[Stored entries]
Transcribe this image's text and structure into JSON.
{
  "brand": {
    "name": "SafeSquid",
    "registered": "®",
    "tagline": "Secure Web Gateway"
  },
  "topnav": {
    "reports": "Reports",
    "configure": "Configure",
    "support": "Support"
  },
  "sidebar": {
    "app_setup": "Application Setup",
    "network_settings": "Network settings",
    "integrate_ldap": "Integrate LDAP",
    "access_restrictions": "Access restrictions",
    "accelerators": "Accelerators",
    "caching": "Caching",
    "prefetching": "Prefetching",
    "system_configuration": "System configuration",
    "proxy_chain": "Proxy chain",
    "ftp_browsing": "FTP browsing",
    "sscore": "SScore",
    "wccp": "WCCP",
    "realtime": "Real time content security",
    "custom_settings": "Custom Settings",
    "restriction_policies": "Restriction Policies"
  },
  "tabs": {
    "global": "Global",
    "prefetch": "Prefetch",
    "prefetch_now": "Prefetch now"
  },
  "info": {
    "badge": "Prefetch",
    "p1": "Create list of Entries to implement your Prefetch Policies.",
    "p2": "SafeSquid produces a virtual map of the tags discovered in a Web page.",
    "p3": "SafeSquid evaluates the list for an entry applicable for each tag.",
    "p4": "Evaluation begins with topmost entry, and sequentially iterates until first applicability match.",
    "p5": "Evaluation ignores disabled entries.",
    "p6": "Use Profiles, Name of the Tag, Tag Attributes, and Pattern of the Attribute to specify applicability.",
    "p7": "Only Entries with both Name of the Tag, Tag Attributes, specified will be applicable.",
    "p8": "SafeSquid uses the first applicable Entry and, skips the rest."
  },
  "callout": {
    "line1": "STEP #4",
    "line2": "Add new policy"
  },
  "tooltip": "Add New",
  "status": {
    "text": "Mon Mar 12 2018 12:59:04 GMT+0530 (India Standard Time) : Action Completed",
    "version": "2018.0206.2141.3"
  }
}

What to work on:
Lines holding the word "Policies" should be counted across the entries; state only how many there are.

The solution:
2